[EXTRACTED RECORDS start]

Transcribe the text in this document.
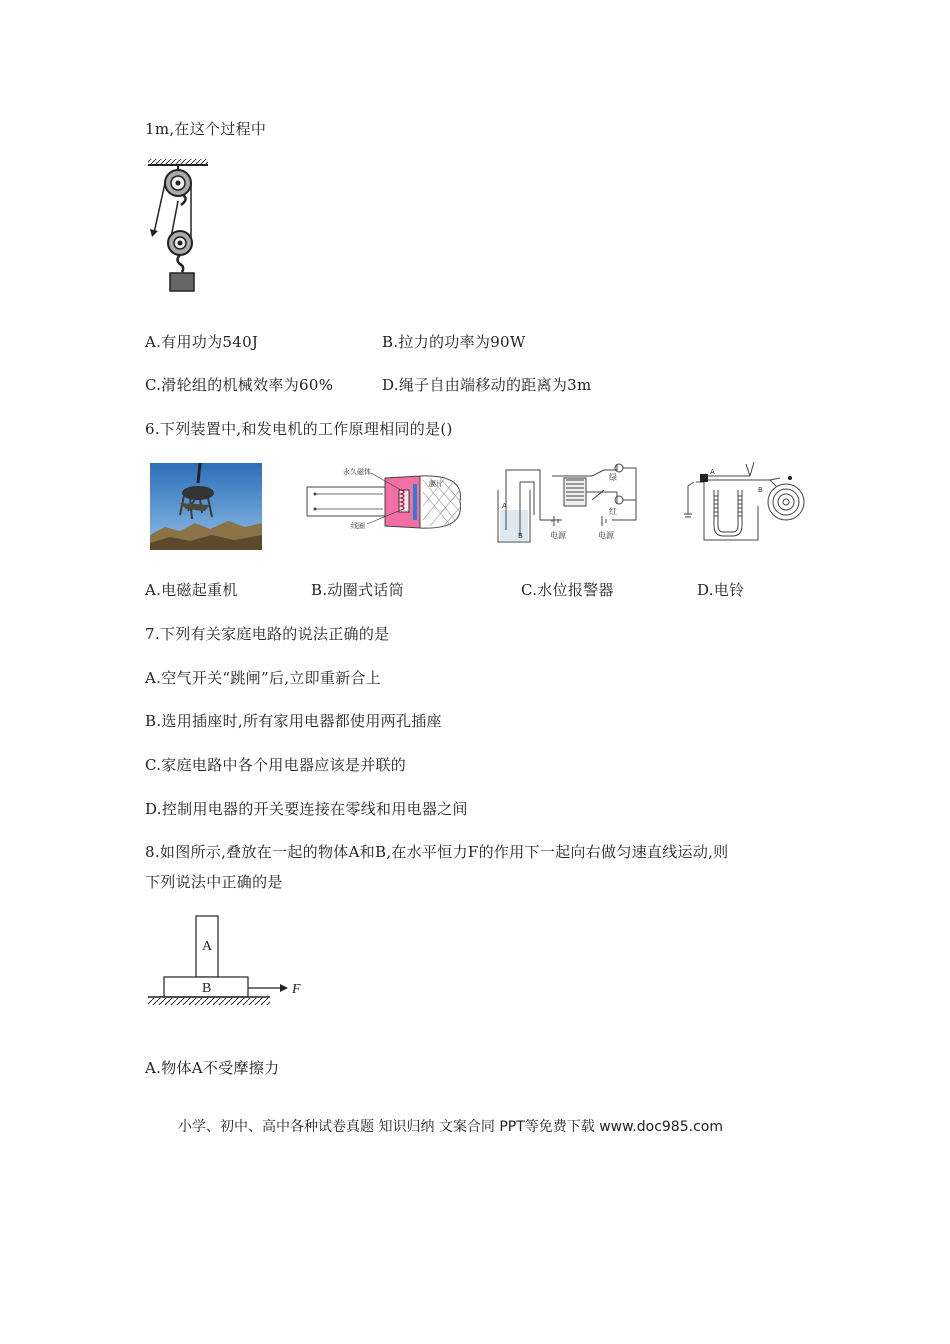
1m,在这个过程中
A.有用功为540J	B.拉力的功率为90W
C.滑轮组的机械效率为60%	D.绳子自由端移动的距离为3m
6.下列装置中,和发电机的工作原理相同的是()
永久磁体
线圈
膜片
A
B
绿
红
电源	电源
A
B
A.电磁起重机	B.动圈式话筒	C.水位报警器	D.电铃
7.下列有关家庭电路的说法正确的是
A.空气开关“跳闸”后,立即重新合上
B.选用插座时,所有家用电器都使用两孔插座
C.家庭电路中各个用电器应该是并联的
D.控制用电器的开关要连接在零线和用电器之间
8.如图所示,叠放在一起的物体A和B,在水平恒力F的作用下一起向右做匀速直线运动,则
下列说法中正确的是
A
B	F
A.物体A不受摩擦力
小学、初中、高中各种试卷真题 知识归纳 文案合同 PPT等免费下载 www.doc985.com
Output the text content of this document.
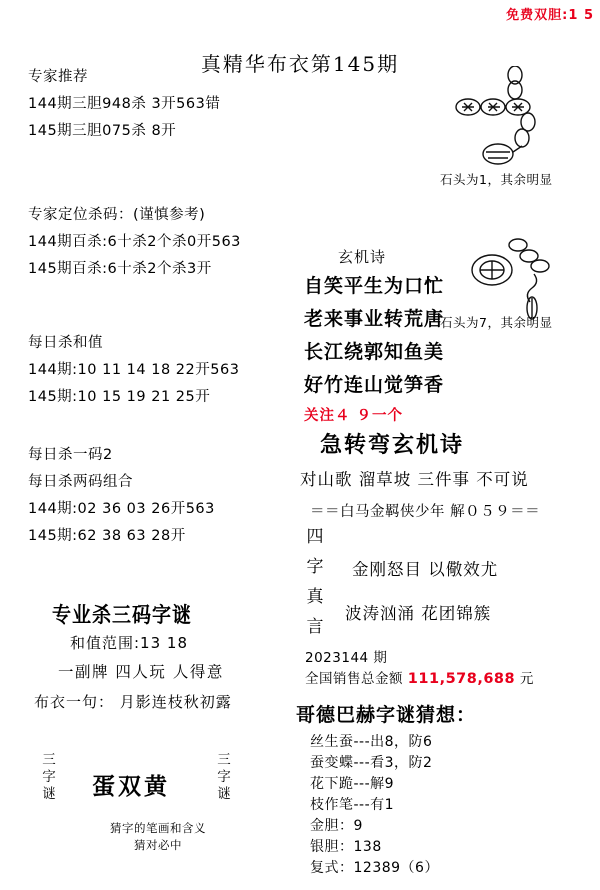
免费双胆:1 5
真精华布衣第145期
专家推荐
144期三胆948杀 3开563错
145期三胆075杀 8开
专家定位杀码：(谨慎参考)
144期百杀:6十杀2个杀0开563
145期百杀:6十杀2个杀3开
每日杀和值
144期:10 11 14 18 22开563
145期:10 15 19 21 25开
每日杀一码2
每日杀两码组合
144期:02 36 03 26开563
145期:62 38 63 28开
专业杀三码字谜
和值范围:13 18
一副牌 四人玩 人得意
布衣一句： 月影连枝秋初露
三字谜
三字谜
蛋双黄
猜字的笔画和含义
猜对必中
玄机诗
自笑平生为口忙
老来事业转荒唐
长江绕郭知鱼美
好竹连山觉笋香
关注４ ９一个
急转弯玄机诗
对山歌 溜草坡 三件事 不可说
＝＝白马金羁侠少年 解０５９＝＝
四字真言
金刚怒目 以儆效尤
波涛汹涌 花团锦簇
2023144 期
全国销售总金额 111,578,688 元
哥德巴赫字谜猜想：
丝生蚕---出8，防6
蚕变蝶---看3，防2
花下跪---解9
枝作笔---有1
金胆：9
银胆：138
复式：12389（6）
石头为1，其余明显
石头为7，其余明显
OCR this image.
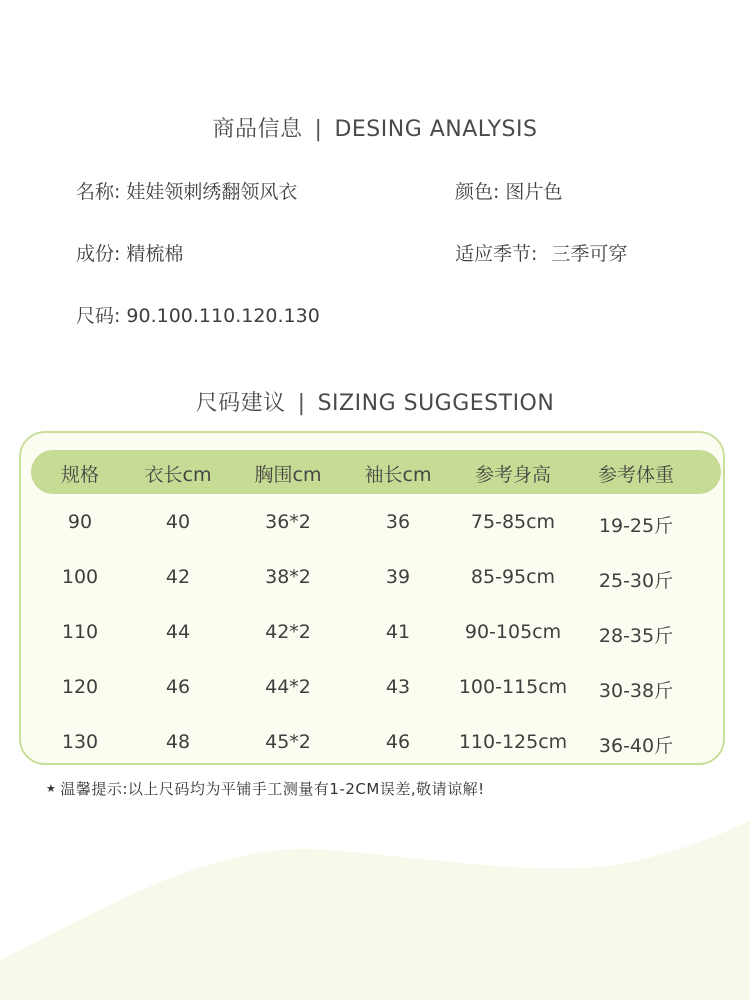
商品信息 | DESING ANALYSIS
名称: 娃娃领刺绣翻领风衣	颜色: 图片色
成份: 精梳棉	适应季节: 三季可穿
尺码: 90.100.110.120.130
尺码建议 | SIZING SUGGESTION
规格	衣长cm	胸围cm	袖长cm	参考身高	参考体重
90	40	36*2	36	75-85cm	19-25斤
100	42	38*2	39	85-95cm	25-30斤
110	44	42*2	41	90-105cm	28-35斤
120	46	44*2	43	100-115cm	30-38斤
130	48	45*2	46	110-125cm	36-40斤
★ 温馨提示:以上尺码均为平铺手工测量有1-2CM误差,敬请谅解!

[EXTRACTED RECORDS end]

> DIRECTIONS FOR THIS TASK
Extract, word for word, every line from the one containing "Output the text content of this document." to the end of the data above, both ends included, and leave out the pictures.

> OUTPUT OF THE EXERCISE
Output the text content of this document.
免费双胆:1 5
真精华布衣第145期
专家推荐
144期三胆948杀 3开563错
145期三胆075杀 8开
专家定位杀码：(谨慎参考)
144期百杀:6十杀2个杀0开563
145期百杀:6十杀2个杀3开
每日杀和值
144期:10 11 14 18 22开563
145期:10 15 19 21 25开
每日杀一码2
每日杀两码组合
144期:02 36 03 26开563
145期:62 38 63 28开
专业杀三码字谜
和值范围:13 18
一副牌 四人玩 人得意
布衣一句： 月影连枝秋初露
三字谜
三字谜
蛋双黄
猜字的笔画和含义
猜对必中
玄机诗
自笑平生为口忙
老来事业转荒唐
长江绕郭知鱼美
好竹连山觉笋香
关注４ ９一个
急转弯玄机诗
对山歌 溜草坡 三件事 不可说
＝＝白马金羁侠少年 解０５９＝＝
四字真言
金刚怒目 以儆效尤
波涛汹涌 花团锦簇
2023144 期
全国销售总金额 111,578,688 元
哥德巴赫字谜猜想：
丝生蚕---出8，防6
蚕变蝶---看3，防2
花下跪---解9
枝作笔---有1
金胆：9
银胆：138
复式：12389（6）
石头为1，其余明显
石头为7，其余明显
OCR this image.
商品信息 | DESING ANALYSIS
名称: 娃娃领刺绣翻领风衣	颜色: 图片色
成份: 精梳棉	适应季节: 三季可穿
尺码: 90.100.110.120.130
尺码建议 | SIZING SUGGESTION
规格	衣长cm	胸围cm	袖长cm	参考身高	参考体重
90	40	36*2	36	75-85cm	19-25斤
100	42	38*2	39	85-95cm	25-30斤
110	44	42*2	41	90-105cm	28-35斤
120	46	44*2	43	100-115cm	30-38斤
130	48	45*2	46	110-125cm	36-40斤
★ 温馨提示:以上尺码均为平铺手工测量有1-2CM误差,敬请谅解!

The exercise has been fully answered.